TO BE DONE
Copy every entry exactly as given, minus the images.

ITEMS
======

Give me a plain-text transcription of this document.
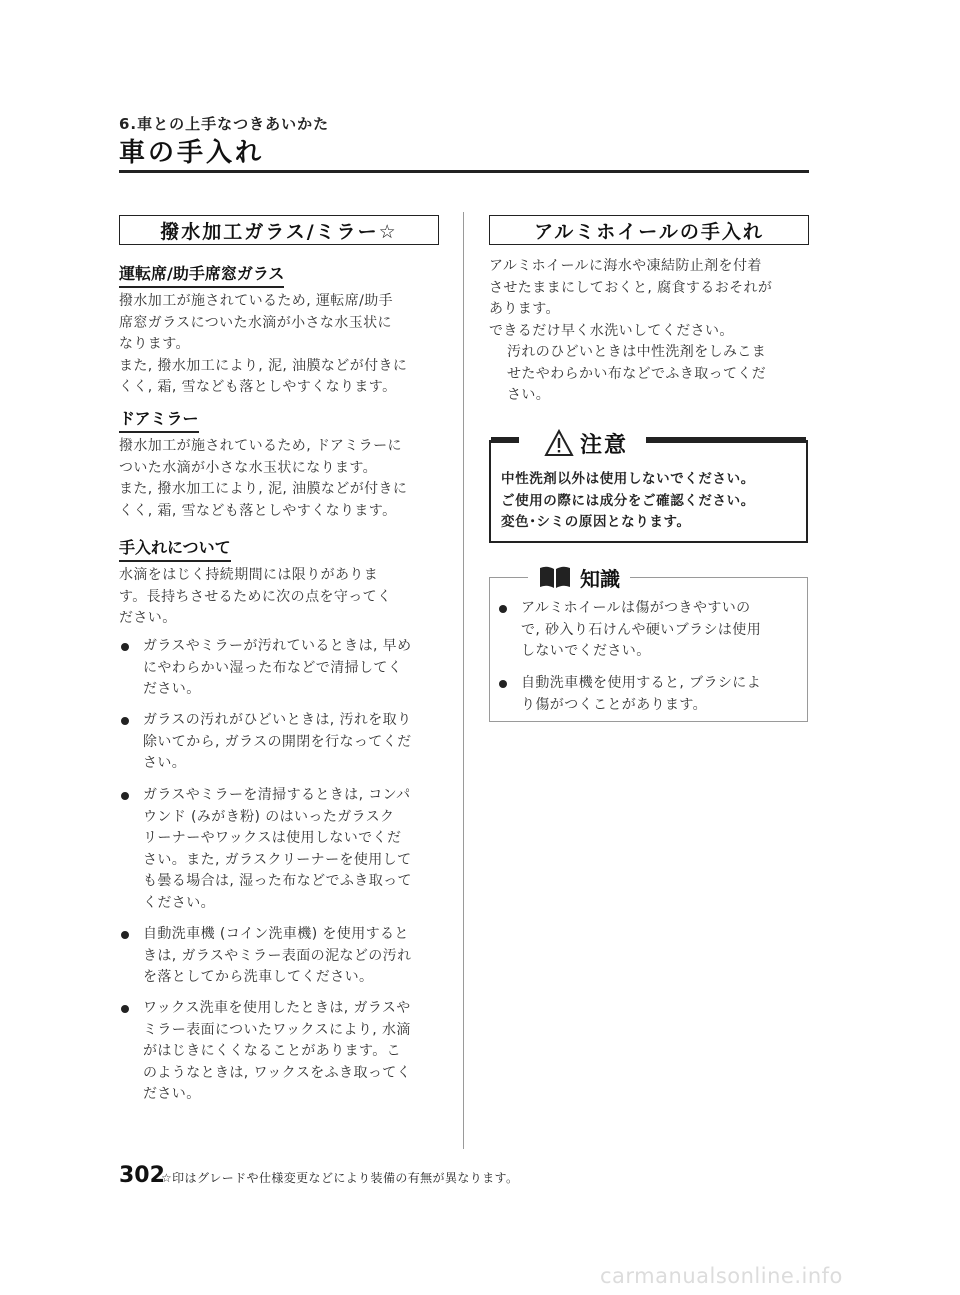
6.車との上手なつきあいかた
車の手入れ
撥水加工ガラス/ミラー☆
運転席/助手席窓ガラス

撥水加工が施されているため, 運転席/助手

席窓ガラスについた水滴が小さな水玉状に

なります。

また, 撥水加工により, 泥, 油膜などが付きに

くく, 霜, 雪なども落としやすくなります。

ドアミラー

撥水加工が施されているため, ドアミラーに

ついた水滴が小さな水玉状になります。

また, 撥水加工により, 泥, 油膜などが付きに

くく, 霜, 雪なども落としやすくなります。

手入れについて

水滴をはじく持続期間には限りがありま

す。長持ちさせるために次の点を守ってく

ださい。

ガラスやミラーが汚れているときは, 早め
にやわらかい湿った布などで清掃してく
ださい。
ガラスの汚れがひどいときは, 汚れを取り
除いてから, ガラスの開閉を行なってくだ
さい。
ガラスやミラーを清掃するときは, コンパ
ウンド (みがき粉) のはいったガラスク
リーナーやワックスは使用しないでくだ
さい。また, ガラスクリーナーを使用して
も曇る場合は, 湿った布などでふき取って
ください。
自動洗車機 (コイン洗車機) を使用すると
きは, ガラスやミラー表面の泥などの汚れ
を落としてから洗車してください。
ワックス洗車を使用したときは, ガラスや
ミラー表面についたワックスにより, 水滴
がはじきにくくなることがあります。こ
のようなときは, ワックスをふき取ってく
ださい。
アルミホイールの手入れ

アルミホイールに海水や凍結防止剤を付着

させたままにしておくと, 腐食するおそれが

あります。

できるだけ早く水洗いしてください。

汚れのひどいときは中性洗剤をしみこま

せたやわらかい布などでふき取ってくだ

さい。

注意
中性洗剤以外は使用しないでください。
ご使用の際には成分をご確認ください。
変色･シミの原因となります。
知識
アルミホイールは傷がつきやすいの
で, 砂入り石けんや硬いブラシは使用
しないでください。
自動洗車機を使用すると, ブラシによ
り傷がつくことがあります。
302
☆印はグレードや仕様変更などにより装備の有無が異なります。
carmanualsonline.info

======

RESULT FOR THIS TASK
Give me a plain-text transcription of this document.
6.車との上手なつきあいかた
車の手入れ
撥水加工ガラス/ミラー☆
運転席/助手席窓ガラス

撥水加工が施されているため, 運転席/助手

席窓ガラスについた水滴が小さな水玉状に

なります。

また, 撥水加工により, 泥, 油膜などが付きに

くく, 霜, 雪なども落としやすくなります。

ドアミラー

撥水加工が施されているため, ドアミラーに

ついた水滴が小さな水玉状になります。

また, 撥水加工により, 泥, 油膜などが付きに

くく, 霜, 雪なども落としやすくなります。

手入れについて

水滴をはじく持続期間には限りがありま

す。長持ちさせるために次の点を守ってく

ださい。

ガラスやミラーが汚れているときは, 早め
にやわらかい湿った布などで清掃してく
ださい。
ガラスの汚れがひどいときは, 汚れを取り
除いてから, ガラスの開閉を行なってくだ
さい。
ガラスやミラーを清掃するときは, コンパ
ウンド (みがき粉) のはいったガラスク
リーナーやワックスは使用しないでくだ
さい。また, ガラスクリーナーを使用して
も曇る場合は, 湿った布などでふき取って
ください。
自動洗車機 (コイン洗車機) を使用すると
きは, ガラスやミラー表面の泥などの汚れ
を落としてから洗車してください。
ワックス洗車を使用したときは, ガラスや
ミラー表面についたワックスにより, 水滴
がはじきにくくなることがあります。こ
のようなときは, ワックスをふき取ってく
ださい。
アルミホイールの手入れ

アルミホイールに海水や凍結防止剤を付着

させたままにしておくと, 腐食するおそれが

あります。

できるだけ早く水洗いしてください。

汚れのひどいときは中性洗剤をしみこま

せたやわらかい布などでふき取ってくだ

さい。

注意
中性洗剤以外は使用しないでください。
ご使用の際には成分をご確認ください。
変色･シミの原因となります。
知識
アルミホイールは傷がつきやすいの
で, 砂入り石けんや硬いブラシは使用
しないでください。
自動洗車機を使用すると, ブラシによ
り傷がつくことがあります。
302
☆印はグレードや仕様変更などにより装備の有無が異なります。
carmanualsonline.info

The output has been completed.